-- BEGIN --

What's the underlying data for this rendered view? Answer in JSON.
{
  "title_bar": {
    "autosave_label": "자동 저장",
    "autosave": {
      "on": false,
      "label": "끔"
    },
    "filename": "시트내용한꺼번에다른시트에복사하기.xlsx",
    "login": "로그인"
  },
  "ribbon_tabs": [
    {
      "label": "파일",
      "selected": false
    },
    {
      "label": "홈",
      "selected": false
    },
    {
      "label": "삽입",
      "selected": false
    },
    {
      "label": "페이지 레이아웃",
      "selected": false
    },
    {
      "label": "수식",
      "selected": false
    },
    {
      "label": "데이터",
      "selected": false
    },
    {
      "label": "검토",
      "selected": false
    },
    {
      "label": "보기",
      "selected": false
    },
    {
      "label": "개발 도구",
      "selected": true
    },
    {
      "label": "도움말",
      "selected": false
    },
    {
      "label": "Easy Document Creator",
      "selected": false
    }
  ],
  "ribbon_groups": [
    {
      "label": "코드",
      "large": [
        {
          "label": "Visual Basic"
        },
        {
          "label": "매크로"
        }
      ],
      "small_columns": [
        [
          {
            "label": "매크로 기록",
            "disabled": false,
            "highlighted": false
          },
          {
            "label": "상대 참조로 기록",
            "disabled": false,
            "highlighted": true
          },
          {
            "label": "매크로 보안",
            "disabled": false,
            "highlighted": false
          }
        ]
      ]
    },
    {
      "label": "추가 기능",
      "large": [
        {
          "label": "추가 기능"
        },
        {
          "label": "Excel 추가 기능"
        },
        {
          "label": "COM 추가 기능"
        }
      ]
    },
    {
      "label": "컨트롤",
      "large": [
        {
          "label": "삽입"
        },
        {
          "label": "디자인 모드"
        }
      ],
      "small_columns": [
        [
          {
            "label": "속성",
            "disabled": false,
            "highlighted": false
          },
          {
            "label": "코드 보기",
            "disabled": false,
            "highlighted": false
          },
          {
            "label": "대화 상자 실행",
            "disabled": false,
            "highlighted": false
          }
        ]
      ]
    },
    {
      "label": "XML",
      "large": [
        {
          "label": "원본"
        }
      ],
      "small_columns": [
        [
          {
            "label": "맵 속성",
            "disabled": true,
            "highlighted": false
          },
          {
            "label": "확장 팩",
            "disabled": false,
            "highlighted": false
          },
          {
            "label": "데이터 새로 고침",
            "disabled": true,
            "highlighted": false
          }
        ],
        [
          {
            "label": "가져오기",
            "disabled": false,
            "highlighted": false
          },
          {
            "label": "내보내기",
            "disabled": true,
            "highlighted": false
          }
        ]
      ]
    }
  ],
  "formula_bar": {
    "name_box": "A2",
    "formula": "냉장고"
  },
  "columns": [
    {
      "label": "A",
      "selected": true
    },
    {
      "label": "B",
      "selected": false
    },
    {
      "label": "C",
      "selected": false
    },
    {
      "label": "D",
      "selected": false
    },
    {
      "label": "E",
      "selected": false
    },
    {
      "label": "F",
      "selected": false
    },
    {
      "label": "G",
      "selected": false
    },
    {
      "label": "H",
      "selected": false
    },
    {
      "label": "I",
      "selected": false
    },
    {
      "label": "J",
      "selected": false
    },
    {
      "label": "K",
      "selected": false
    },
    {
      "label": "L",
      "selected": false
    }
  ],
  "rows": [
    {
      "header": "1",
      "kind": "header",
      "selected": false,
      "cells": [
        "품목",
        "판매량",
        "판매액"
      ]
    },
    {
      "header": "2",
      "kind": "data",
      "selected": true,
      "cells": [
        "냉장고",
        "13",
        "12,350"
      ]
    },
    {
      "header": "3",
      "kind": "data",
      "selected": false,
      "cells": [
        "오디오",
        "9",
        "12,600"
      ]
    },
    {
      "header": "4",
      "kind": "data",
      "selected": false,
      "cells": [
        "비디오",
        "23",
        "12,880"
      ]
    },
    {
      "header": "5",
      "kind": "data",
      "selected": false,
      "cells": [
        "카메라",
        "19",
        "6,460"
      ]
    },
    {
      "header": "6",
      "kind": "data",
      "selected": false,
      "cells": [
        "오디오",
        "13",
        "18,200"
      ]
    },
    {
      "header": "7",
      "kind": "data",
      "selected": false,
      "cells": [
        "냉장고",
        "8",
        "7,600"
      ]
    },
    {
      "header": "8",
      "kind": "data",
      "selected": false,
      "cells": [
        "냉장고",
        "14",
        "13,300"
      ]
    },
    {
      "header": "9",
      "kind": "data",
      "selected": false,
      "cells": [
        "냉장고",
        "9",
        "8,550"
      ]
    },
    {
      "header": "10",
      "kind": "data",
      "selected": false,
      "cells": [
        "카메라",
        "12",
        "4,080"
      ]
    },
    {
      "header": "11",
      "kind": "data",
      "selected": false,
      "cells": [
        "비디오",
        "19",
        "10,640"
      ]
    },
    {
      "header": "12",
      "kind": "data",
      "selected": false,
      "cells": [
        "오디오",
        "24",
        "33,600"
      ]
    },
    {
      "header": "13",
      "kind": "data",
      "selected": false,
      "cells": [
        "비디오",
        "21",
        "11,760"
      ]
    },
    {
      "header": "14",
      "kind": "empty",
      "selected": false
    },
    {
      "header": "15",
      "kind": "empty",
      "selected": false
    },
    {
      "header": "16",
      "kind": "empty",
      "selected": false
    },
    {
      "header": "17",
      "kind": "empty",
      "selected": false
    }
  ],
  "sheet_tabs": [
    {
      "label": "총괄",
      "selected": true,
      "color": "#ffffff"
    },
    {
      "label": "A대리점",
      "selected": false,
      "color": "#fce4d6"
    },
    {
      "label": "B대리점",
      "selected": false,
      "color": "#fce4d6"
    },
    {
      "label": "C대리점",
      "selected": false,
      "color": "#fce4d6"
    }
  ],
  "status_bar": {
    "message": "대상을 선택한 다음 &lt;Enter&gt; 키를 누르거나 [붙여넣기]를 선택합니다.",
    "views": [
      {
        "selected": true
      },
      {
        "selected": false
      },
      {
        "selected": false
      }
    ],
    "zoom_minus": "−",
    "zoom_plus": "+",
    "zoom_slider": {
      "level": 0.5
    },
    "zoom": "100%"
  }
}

-- END --

Reproduce the material precisely, including every line.

§ Worked solution:
What's the underlying data for this rendered view? Answer in JSON.
{
  "title_bar": {
    "autosave_label": "자동 저장",
    "autosave": {
      "on": false,
      "label": "끔"
    },
    "filename": "시트내용한꺼번에다른시트에복사하기.xlsx",
    "login": "로그인"
  },
  "ribbon_tabs": [
    {
      "label": "파일",
      "selected": false
    },
    {
      "label": "홈",
      "selected": false
    },
    {
      "label": "삽입",
      "selected": false
    },
    {
      "label": "페이지 레이아웃",
      "selected": false
    },
    {
      "label": "수식",
      "selected": false
    },
    {
      "label": "데이터",
      "selected": false
    },
    {
      "label": "검토",
      "selected": false
    },
    {
      "label": "보기",
      "selected": false
    },
    {
      "label": "개발 도구",
      "selected": true
    },
    {
      "label": "도움말",
      "selected": false
    },
    {
      "label": "Easy Document Creator",
      "selected": false
    }
  ],
  "ribbon_groups": [
    {
      "label": "코드",
      "large": [
        {
          "label": "Visual Basic"
        },
        {
          "label": "매크로"
        }
      ],
      "small_columns": [
        [
          {
            "label": "매크로 기록",
            "disabled": false,
            "highlighted": false
          },
          {
            "label": "상대 참조로 기록",
            "disabled": false,
            "highlighted": true
          },
          {
            "label": "매크로 보안",
            "disabled": false,
            "highlighted": false
          }
        ]
      ]
    },
    {
      "label": "추가 기능",
      "large": [
        {
          "label": "추가 기능"
        },
        {
          "label": "Excel 추가 기능"
        },
        {
          "label": "COM 추가 기능"
        }
      ]
    },
    {
      "label": "컨트롤",
      "large": [
        {
          "label": "삽입"
        },
        {
          "label": "디자인 모드"
        }
      ],
      "small_columns": [
        [
          {
            "label": "속성",
            "disabled": false,
            "highlighted": false
          },
          {
            "label": "코드 보기",
            "disabled": false,
            "highlighted": false
          },
          {
            "label": "대화 상자 실행",
            "disabled": false,
            "highlighted": false
          }
        ]
      ]
    },
    {
      "label": "XML",
      "large": [
        {
          "label": "원본"
        }
      ],
      "small_columns": [
        [
          {
            "label": "맵 속성",
            "disabled": true,
            "highlighted": false
          },
          {
            "label": "확장 팩",
            "disabled": false,
            "highlighted": false
          },
          {
            "label": "데이터 새로 고침",
            "disabled": true,
            "highlighted": false
          }
        ],
        [
          {
            "label": "가져오기",
            "disabled": false,
            "highlighted": false
          },
          {
            "label": "내보내기",
            "disabled": true,
            "highlighted": false
          }
        ]
      ]
    }
  ],
  "formula_bar": {
    "name_box": "A2",
    "formula": "냉장고"
  },
  "columns": [
    {
      "label": "A",
      "selected": true
    },
    {
      "label": "B",
      "selected": false
    },
    {
      "label": "C",
      "selected": false
    },
    {
      "label": "D",
      "selected": false
    },
    {
      "label": "E",
      "selected": false
    },
    {
      "label": "F",
      "selected": false
    },
    {
      "label": "G",
      "selected": false
    },
    {
      "label": "H",
      "selected": false
    },
    {
      "label": "I",
      "selected": false
    },
    {
      "label": "J",
      "selected": false
    },
    {
      "label": "K",
      "selected": false
    },
    {
      "label": "L",
      "selected": false
    }
  ],
  "rows": [
    {
      "header": "1",
      "kind": "header",
      "selected": false,
      "cells": [
        "품목",
        "판매량",
        "판매액"
      ]
    },
    {
      "header": "2",
      "kind": "data",
      "selected": true,
      "cells": [
        "냉장고",
        "13",
        "12,350"
      ]
    },
    {
      "header": "3",
      "kind": "data",
      "selected": false,
      "cells": [
        "오디오",
        "9",
        "12,600"
      ]
    },
    {
      "header": "4",
      "kind": "data",
      "selected": false,
      "cells": [
        "비디오",
        "23",
        "12,880"
      ]
    },
    {
      "header": "5",
      "kind": "data",
      "selected": false,
      "cells": [
        "카메라",
        "19",
        "6,460"
      ]
    },
    {
      "header": "6",
      "kind": "data",
      "selected": false,
      "cells": [
        "오디오",
        "13",
        "18,200"
      ]
    },
    {
      "header": "7",
      "kind": "data",
      "selected": false,
      "cells": [
        "냉장고",
        "8",
        "7,600"
      ]
    },
    {
      "header": "8",
      "kind": "data",
      "selected": false,
      "cells": [
        "냉장고",
        "14",
        "13,300"
      ]
    },
    {
      "header": "9",
      "kind": "data",
      "selected": false,
      "cells": [
        "냉장고",
        "9",
        "8,550"
      ]
    },
    {
      "header": "10",
      "kind": "data",
      "selected": false,
      "cells": [
        "카메라",
        "12",
        "4,080"
      ]
    },
    {
      "header": "11",
      "kind": "data",
      "selected": false,
      "cells": [
        "비디오",
        "19",
        "10,640"
      ]
    },
    {
      "header": "12",
      "kind": "data",
      "selected": false,
      "cells": [
        "오디오",
        "24",
        "33,600"
      ]
    },
    {
      "header": "13",
      "kind": "data",
      "selected": false,
      "cells": [
        "비디오",
        "21",
        "11,760"
      ]
    },
    {
      "header": "14",
      "kind": "empty",
      "selected": false
    },
    {
      "header": "15",
      "kind": "empty",
      "selected": false
    },
    {
      "header": "16",
      "kind": "empty",
      "selected": false
    },
    {
      "header": "17",
      "kind": "empty",
      "selected": false
    }
  ],
  "sheet_tabs": [
    {
      "label": "총괄",
      "selected": true,
      "color": "#ffffff"
    },
    {
      "label": "A대리점",
      "selected": false,
      "color": "#fce4d6"
    },
    {
      "label": "B대리점",
      "selected": false,
      "color": "#fce4d6"
    },
    {
      "label": "C대리점",
      "selected": false,
      "color": "#fce4d6"
    }
  ],
  "status_bar": {
    "message": "대상을 선택한 다음 &lt;Enter&gt; 키를 누르거나 [붙여넣기]를 선택합니다.",
    "views": [
      {
        "selected": true
      },
      {
        "selected": false
      },
      {
        "selected": false
      }
    ],
    "zoom_minus": "−",
    "zoom_plus": "+",
    "zoom_slider": {
      "level": 0.5
    },
    "zoom": "100%"
  }
}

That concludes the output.